- Click Save
Add an integer.Add Step (modifies data)
- Click + Add Step again
- Search for “Integer Add” or navigate to Number > Integer category
- Select Integer Add (
integer.Add) and click Add - In the “Edit Step” dialog:
- Step Name: Keep as “Integer Add” or rename to “Increment Age”
- Field: Enter “age”
- Value: Enter “1”
- To Field: Enter “age”
- Click Save
Step 4: Run the Chain (1 minute)
- In the Steps panel, click the Run Steps button (play icon)
- The chain executes and results appear in the Results panel (right side)
- Click on the run record to see the output
Expected Output:
{
"name": "ALICE",
"age": 31,
"city": "New York"
}
Step 5: Test with Different Input (2 minutes)

Material provided:
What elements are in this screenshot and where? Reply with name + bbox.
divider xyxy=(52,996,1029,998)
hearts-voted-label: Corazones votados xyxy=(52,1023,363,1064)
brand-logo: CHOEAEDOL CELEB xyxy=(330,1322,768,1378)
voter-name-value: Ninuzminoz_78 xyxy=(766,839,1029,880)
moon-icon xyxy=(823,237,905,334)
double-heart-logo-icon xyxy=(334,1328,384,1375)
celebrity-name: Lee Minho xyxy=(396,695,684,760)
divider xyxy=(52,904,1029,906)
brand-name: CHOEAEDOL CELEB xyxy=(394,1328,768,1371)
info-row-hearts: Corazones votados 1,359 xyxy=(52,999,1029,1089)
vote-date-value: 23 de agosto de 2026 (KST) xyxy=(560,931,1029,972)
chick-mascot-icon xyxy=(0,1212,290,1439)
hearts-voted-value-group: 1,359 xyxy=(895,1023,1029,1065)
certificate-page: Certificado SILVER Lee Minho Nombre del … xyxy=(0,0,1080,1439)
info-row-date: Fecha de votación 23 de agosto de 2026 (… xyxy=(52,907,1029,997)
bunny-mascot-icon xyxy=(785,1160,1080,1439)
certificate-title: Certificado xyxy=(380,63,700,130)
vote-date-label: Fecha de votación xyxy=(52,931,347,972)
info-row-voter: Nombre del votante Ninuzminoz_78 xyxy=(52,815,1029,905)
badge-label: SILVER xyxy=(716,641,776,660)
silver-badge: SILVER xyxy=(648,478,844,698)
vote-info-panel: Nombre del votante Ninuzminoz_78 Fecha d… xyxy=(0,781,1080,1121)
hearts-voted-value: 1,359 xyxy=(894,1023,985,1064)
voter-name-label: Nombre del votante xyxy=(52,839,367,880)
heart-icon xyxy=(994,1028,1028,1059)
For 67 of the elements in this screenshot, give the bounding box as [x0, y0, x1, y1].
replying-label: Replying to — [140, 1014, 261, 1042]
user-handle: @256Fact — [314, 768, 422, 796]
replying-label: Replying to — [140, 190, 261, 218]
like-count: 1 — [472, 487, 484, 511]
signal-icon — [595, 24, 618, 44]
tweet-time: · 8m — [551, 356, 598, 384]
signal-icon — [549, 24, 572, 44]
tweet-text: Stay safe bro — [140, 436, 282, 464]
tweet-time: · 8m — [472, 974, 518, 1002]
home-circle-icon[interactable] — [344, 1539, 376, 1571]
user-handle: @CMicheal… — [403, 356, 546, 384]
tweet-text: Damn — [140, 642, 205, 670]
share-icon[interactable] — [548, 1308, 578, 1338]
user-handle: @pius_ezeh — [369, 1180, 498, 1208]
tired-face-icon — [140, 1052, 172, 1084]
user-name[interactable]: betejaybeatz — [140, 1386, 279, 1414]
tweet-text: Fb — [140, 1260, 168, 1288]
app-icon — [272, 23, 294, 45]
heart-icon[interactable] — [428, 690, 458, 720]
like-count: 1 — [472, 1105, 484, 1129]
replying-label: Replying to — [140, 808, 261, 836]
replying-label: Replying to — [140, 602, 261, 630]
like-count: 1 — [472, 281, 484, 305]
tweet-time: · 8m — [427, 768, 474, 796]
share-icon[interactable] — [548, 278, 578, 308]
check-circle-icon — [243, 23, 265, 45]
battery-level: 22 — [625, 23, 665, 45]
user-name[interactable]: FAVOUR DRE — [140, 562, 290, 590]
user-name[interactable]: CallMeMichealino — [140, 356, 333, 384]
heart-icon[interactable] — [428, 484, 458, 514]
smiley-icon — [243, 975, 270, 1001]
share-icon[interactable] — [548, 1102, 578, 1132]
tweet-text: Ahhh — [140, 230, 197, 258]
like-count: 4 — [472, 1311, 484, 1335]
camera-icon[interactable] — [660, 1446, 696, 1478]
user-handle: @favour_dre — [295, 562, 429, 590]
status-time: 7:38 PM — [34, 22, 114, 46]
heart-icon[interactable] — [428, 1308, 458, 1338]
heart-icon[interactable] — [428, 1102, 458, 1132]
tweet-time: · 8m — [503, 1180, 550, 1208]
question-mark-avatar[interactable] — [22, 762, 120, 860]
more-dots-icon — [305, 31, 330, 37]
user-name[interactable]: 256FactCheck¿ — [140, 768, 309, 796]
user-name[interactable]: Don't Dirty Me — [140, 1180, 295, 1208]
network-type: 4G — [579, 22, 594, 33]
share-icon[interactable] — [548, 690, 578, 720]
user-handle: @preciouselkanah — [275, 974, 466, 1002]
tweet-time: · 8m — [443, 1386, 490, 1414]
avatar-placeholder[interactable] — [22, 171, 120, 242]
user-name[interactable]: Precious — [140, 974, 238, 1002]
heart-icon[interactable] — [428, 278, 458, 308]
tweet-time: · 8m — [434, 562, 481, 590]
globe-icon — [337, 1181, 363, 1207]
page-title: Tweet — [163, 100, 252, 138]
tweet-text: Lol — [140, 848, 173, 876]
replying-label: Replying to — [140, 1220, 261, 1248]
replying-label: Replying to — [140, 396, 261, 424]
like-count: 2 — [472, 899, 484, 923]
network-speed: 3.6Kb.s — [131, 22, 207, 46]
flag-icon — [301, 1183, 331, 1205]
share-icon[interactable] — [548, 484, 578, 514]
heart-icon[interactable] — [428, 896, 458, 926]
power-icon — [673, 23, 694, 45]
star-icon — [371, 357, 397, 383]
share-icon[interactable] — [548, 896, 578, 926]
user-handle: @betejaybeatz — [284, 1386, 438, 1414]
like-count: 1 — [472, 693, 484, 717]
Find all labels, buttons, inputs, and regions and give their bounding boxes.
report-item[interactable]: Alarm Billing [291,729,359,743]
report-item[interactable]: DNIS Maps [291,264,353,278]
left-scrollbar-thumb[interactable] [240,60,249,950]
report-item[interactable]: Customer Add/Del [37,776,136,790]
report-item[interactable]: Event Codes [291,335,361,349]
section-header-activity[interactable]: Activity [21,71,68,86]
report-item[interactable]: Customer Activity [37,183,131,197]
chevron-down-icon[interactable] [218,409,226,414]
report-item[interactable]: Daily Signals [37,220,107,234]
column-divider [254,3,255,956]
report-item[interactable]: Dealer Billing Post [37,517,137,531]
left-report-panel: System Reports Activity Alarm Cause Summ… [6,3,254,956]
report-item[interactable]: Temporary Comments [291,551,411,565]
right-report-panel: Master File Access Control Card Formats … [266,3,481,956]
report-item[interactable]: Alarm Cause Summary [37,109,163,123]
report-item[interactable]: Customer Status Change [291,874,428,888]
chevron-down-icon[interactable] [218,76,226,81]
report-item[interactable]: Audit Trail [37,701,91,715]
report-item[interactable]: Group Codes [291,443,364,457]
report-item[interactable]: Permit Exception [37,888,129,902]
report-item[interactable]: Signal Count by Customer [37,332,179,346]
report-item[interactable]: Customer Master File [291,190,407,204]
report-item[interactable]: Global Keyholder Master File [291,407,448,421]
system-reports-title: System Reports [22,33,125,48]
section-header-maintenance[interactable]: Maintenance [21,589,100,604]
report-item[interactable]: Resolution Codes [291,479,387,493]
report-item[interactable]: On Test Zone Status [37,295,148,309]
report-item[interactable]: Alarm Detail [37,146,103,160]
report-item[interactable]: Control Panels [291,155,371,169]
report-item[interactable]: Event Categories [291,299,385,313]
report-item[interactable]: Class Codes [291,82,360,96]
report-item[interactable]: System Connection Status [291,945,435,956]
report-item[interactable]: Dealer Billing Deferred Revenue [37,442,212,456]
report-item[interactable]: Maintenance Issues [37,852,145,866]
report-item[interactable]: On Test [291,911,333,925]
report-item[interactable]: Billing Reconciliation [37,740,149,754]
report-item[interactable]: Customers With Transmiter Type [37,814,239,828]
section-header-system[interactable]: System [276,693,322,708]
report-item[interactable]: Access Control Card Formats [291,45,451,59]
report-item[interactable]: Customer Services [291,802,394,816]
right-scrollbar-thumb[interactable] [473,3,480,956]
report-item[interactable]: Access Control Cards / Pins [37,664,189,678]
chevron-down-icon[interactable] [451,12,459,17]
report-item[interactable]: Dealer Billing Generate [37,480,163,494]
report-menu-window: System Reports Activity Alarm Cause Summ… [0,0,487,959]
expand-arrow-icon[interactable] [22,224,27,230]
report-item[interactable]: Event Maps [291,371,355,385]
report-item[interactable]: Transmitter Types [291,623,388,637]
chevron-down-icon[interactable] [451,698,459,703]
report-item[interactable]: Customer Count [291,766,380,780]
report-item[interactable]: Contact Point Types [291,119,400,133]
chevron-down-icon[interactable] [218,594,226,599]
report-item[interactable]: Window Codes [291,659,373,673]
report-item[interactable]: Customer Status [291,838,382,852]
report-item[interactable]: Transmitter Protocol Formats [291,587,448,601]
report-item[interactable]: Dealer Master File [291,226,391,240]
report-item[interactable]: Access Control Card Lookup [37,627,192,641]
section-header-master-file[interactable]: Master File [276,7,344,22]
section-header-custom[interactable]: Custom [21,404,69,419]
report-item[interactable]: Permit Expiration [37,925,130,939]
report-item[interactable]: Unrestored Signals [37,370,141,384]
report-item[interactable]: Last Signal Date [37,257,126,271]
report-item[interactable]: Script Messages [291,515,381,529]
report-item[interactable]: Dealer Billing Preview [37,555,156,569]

Problem set:
[a] Please answer these questions from the tutorial:
(i) What number goes in the Value field when setting up the Integer Add step?
(ii) Which button in the Steps panel runs the chain?
(iii) What is the value of "age" in the expected output?
[b] Extract the passage of the tutorial starting at "- Click on the" and ending at "Input (2 minutes)".

Problem solutions:
[a]
(i) 1
(ii) The Run Steps button (play icon)
(iii) 31

[b]
- Click on the run record to see the output
Expected Output:
{
"name": "ALICE",
"age": 31,
"city": "New York"
}
Step 5: Test with Different Input (2 minutes)